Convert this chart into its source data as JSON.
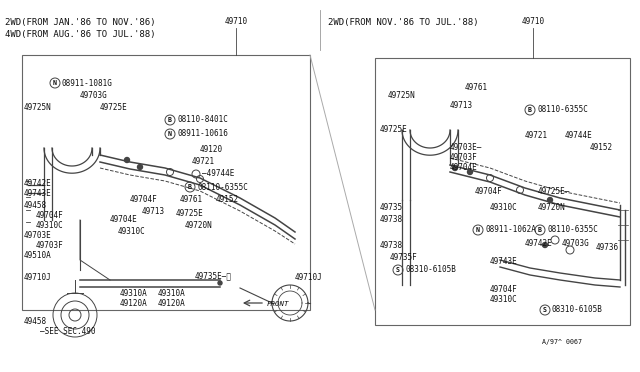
{
  "bg_color": "#ffffff",
  "line_color": "#444444",
  "text_color": "#111111",
  "border_color": "#666666",
  "title_left1": "2WD(FROM JAN.'86 TO NOV.'86)",
  "title_left2": "4WD(FROM AUG.'86 TO JUL.'88)",
  "title_right": "2WD(FROM NOV.'86 TO JUL.'88)",
  "footer": "A/97^ 0067",
  "font_size_title": 6.5,
  "font_size_label": 5.5,
  "font_size_small": 4.8
}
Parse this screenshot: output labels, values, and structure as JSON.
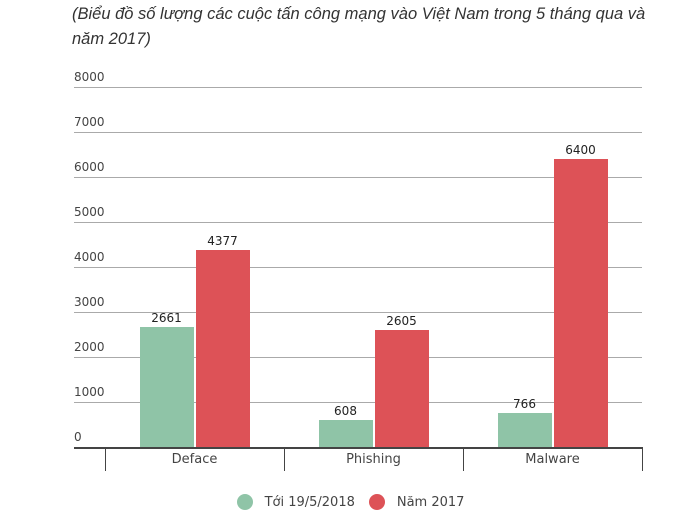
{
  "caption": "(Biểu đồ số lượng các cuộc tấn công mạng vào Việt Nam trong 5 tháng qua và năm 2017)",
  "colors": {
    "series1": "#8fc4a7",
    "series2": "#dd5257"
  },
  "chart_data": {
    "type": "bar",
    "title": "(Biểu đồ số lượng các cuộc tấn công mạng vào Việt Nam trong 5 tháng qua và năm 2017)",
    "categories": [
      "Deface",
      "Phishing",
      "Malware"
    ],
    "series": [
      {
        "name": "Tới 19/5/2018",
        "values": [
          2661,
          608,
          766
        ],
        "color": "#8fc4a7"
      },
      {
        "name": "Năm 2017",
        "values": [
          4377,
          2605,
          6400
        ],
        "color": "#dd5257"
      }
    ],
    "xlabel": "",
    "ylabel": "",
    "ylim": [
      0,
      8000
    ],
    "yticks": [
      0,
      1000,
      2000,
      3000,
      4000,
      5000,
      6000,
      7000,
      8000
    ],
    "grid": true,
    "legend_position": "bottom",
    "data_labels": true
  },
  "yticks": [
    "0",
    "1000",
    "2000",
    "3000",
    "4000",
    "5000",
    "6000",
    "7000",
    "8000"
  ],
  "categories": [
    "Deface",
    "Phishing",
    "Malware"
  ],
  "labels": {
    "s1": [
      "2661",
      "608",
      "766"
    ],
    "s2": [
      "4377",
      "2605",
      "6400"
    ]
  },
  "legend": [
    {
      "label": "Tới 19/5/2018"
    },
    {
      "label": "Năm 2017"
    }
  ]
}
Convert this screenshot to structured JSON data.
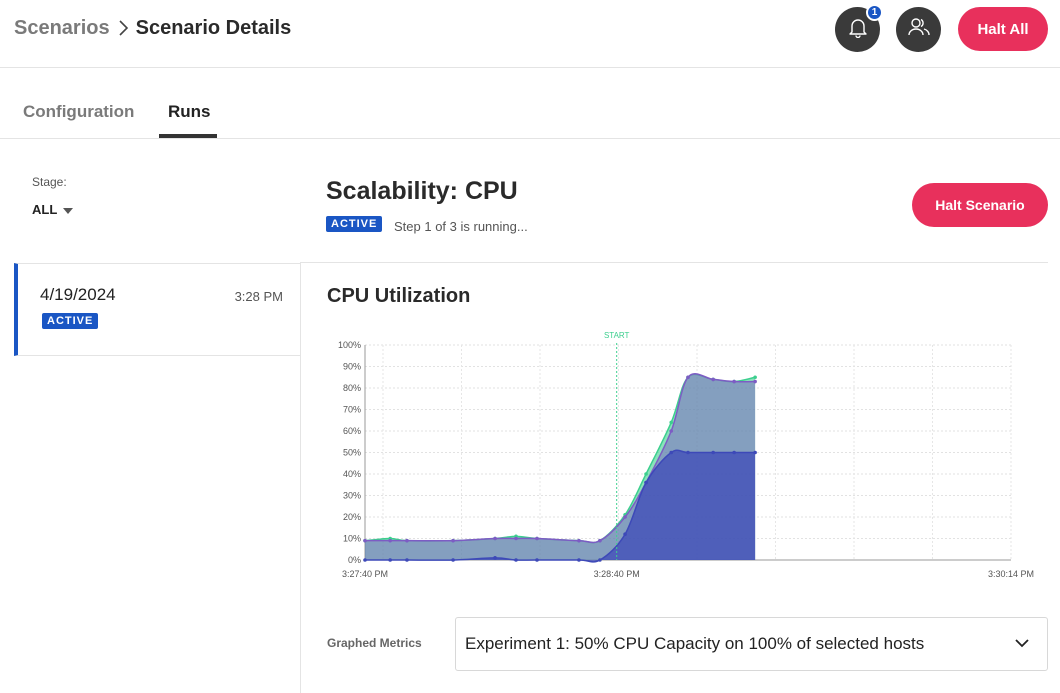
{
  "breadcrumb": {
    "parent": "Scenarios",
    "current": "Scenario Details"
  },
  "header": {
    "notification_count": "1",
    "halt_all_label": "Halt All"
  },
  "tabs": [
    {
      "label": "Configuration"
    },
    {
      "label": "Runs",
      "active": true
    }
  ],
  "stage": {
    "label": "Stage:",
    "value": "ALL"
  },
  "runs": [
    {
      "date": "4/19/2024",
      "time": "3:28 PM",
      "status": "ACTIVE"
    }
  ],
  "scenario": {
    "title": "Scalability: CPU",
    "status": "ACTIVE",
    "progress_text": "Step 1 of 3 is running...",
    "halt_label": "Halt Scenario"
  },
  "chart_title": "CPU Utilization",
  "metrics": {
    "label": "Graphed Metrics",
    "selected": "Experiment 1: 50% CPU Capacity on 100% of selected hosts"
  },
  "colors": {
    "accent": "#e8305c",
    "badge": "#1a56c4",
    "series_green": "#3ccf8e",
    "series_purple": "#7d5cc4",
    "series_blue": "#3d49b8"
  },
  "chart_data": {
    "type": "area",
    "title": "CPU Utilization",
    "xlabel": "",
    "ylabel": "",
    "x_ticks": [
      "3:27:40 PM",
      "3:28:40 PM",
      "3:30:14 PM"
    ],
    "y_ticks": [
      "0%",
      "10%",
      "20%",
      "30%",
      "40%",
      "50%",
      "60%",
      "70%",
      "80%",
      "90%",
      "100%"
    ],
    "ylim": [
      0,
      100
    ],
    "x_range_seconds": [
      0,
      154
    ],
    "grid": true,
    "annotation": {
      "label": "START",
      "x_seconds": 60
    },
    "series": [
      {
        "x": [
          0,
          6,
          10,
          21,
          31,
          36,
          41,
          51,
          56,
          62,
          67,
          73,
          77,
          83,
          88,
          93
        ],
        "values": [
          9,
          10,
          9,
          9,
          10,
          11,
          10,
          9,
          9,
          21,
          40,
          64,
          85,
          84,
          83,
          85
        ]
      },
      {
        "x": [
          0,
          6,
          10,
          21,
          31,
          36,
          41,
          51,
          56,
          62,
          67,
          73,
          77,
          83,
          88,
          93
        ],
        "values": [
          9,
          9,
          9,
          9,
          10,
          10,
          10,
          9,
          9,
          20,
          36,
          60,
          85,
          84,
          83,
          83
        ]
      },
      {
        "x": [
          0,
          6,
          10,
          21,
          31,
          36,
          41,
          51,
          56,
          62,
          67,
          73,
          77,
          83,
          88,
          93
        ],
        "values": [
          0,
          0,
          0,
          0,
          1,
          0,
          0,
          0,
          0,
          12,
          36,
          50,
          50,
          50,
          50,
          50
        ]
      }
    ]
  }
}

## Instructions for the task:
Keep the pictures out of your copy, and repeat every entry above exactly.

## Written response:
Convert this chart into its source data as JSON.
{
  "bg_color": "#ffffff",
  "line_color": "#444444",
  "text_color": "#111111",
  "border_color": "#666666",
  "title_left1": "2WD(FROM JAN.'86 TO NOV.'86)",
  "title_left2": "4WD(FROM AUG.'86 TO JUL.'88)",
  "title_right": "2WD(FROM NOV.'86 TO JUL.'88)",
  "footer": "A/97^ 0067",
  "font_size_title": 6.5,
  "font_size_label": 5.5,
  "font_size_small": 4.8
}
Parse this screenshot: output labels, values, and structure as JSON.
{
  "caption": "(Biểu đồ số lượng các cuộc tấn công mạng vào Việt Nam trong 5 tháng qua và năm 2017)",
  "colors": {
    "series1": "#8fc4a7",
    "series2": "#dd5257"
  },
  "chart_data": {
    "type": "bar",
    "title": "(Biểu đồ số lượng các cuộc tấn công mạng vào Việt Nam trong 5 tháng qua và năm 2017)",
    "categories": [
      "Deface",
      "Phishing",
      "Malware"
    ],
    "series": [
      {
        "name": "Tới 19/5/2018",
        "values": [
          2661,
          608,
          766
        ],
        "color": "#8fc4a7"
      },
      {
        "name": "Năm 2017",
        "values": [
          4377,
          2605,
          6400
        ],
        "color": "#dd5257"
      }
    ],
    "xlabel": "",
    "ylabel": "",
    "ylim": [
      0,
      8000
    ],
    "yticks": [
      0,
      1000,
      2000,
      3000,
      4000,
      5000,
      6000,
      7000,
      8000
    ],
    "grid": true,
    "legend_position": "bottom",
    "data_labels": true
  },
  "yticks": [
    "0",
    "1000",
    "2000",
    "3000",
    "4000",
    "5000",
    "6000",
    "7000",
    "8000"
  ],
  "categories": [
    "Deface",
    "Phishing",
    "Malware"
  ],
  "labels": {
    "s1": [
      "2661",
      "608",
      "766"
    ],
    "s2": [
      "4377",
      "2605",
      "6400"
    ]
  },
  "legend": [
    {
      "label": "Tới 19/5/2018"
    },
    {
      "label": "Năm 2017"
    }
  ]
}
Convert this screenshot to structured JSON data.
{
  "breadcrumb": {
    "parent": "Scenarios",
    "current": "Scenario Details"
  },
  "header": {
    "notification_count": "1",
    "halt_all_label": "Halt All"
  },
  "tabs": [
    {
      "label": "Configuration"
    },
    {
      "label": "Runs",
      "active": true
    }
  ],
  "stage": {
    "label": "Stage:",
    "value": "ALL"
  },
  "runs": [
    {
      "date": "4/19/2024",
      "time": "3:28 PM",
      "status": "ACTIVE"
    }
  ],
  "scenario": {
    "title": "Scalability: CPU",
    "status": "ACTIVE",
    "progress_text": "Step 1 of 3 is running...",
    "halt_label": "Halt Scenario"
  },
  "chart_title": "CPU Utilization",
  "metrics": {
    "label": "Graphed Metrics",
    "selected": "Experiment 1: 50% CPU Capacity on 100% of selected hosts"
  },
  "colors": {
    "accent": "#e8305c",
    "badge": "#1a56c4",
    "series_green": "#3ccf8e",
    "series_purple": "#7d5cc4",
    "series_blue": "#3d49b8"
  },
  "chart_data": {
    "type": "area",
    "title": "CPU Utilization",
    "xlabel": "",
    "ylabel": "",
    "x_ticks": [
      "3:27:40 PM",
      "3:28:40 PM",
      "3:30:14 PM"
    ],
    "y_ticks": [
      "0%",
      "10%",
      "20%",
      "30%",
      "40%",
      "50%",
      "60%",
      "70%",
      "80%",
      "90%",
      "100%"
    ],
    "ylim": [
      0,
      100
    ],
    "x_range_seconds": [
      0,
      154
    ],
    "grid": true,
    "annotation": {
      "label": "START",
      "x_seconds": 60
    },
    "series": [
      {
        "x": [
          0,
          6,
          10,
          21,
          31,
          36,
          41,
          51,
          56,
          62,
          67,
          73,
          77,
          83,
          88,
          93
        ],
        "values": [
          9,
          10,
          9,
          9,
          10,
          11,
          10,
          9,
          9,
          21,
          40,
          64,
          85,
          84,
          83,
          85
        ]
      },
      {
        "x": [
          0,
          6,
          10,
          21,
          31,
          36,
          41,
          51,
          56,
          62,
          67,
          73,
          77,
          83,
          88,
          93
        ],
        "values": [
          9,
          9,
          9,
          9,
          10,
          10,
          10,
          9,
          9,
          20,
          36,
          60,
          85,
          84,
          83,
          83
        ]
      },
      {
        "x": [
          0,
          6,
          10,
          21,
          31,
          36,
          41,
          51,
          56,
          62,
          67,
          73,
          77,
          83,
          88,
          93
        ],
        "values": [
          0,
          0,
          0,
          0,
          1,
          0,
          0,
          0,
          0,
          12,
          36,
          50,
          50,
          50,
          50,
          50
        ]
      }
    ]
  }
}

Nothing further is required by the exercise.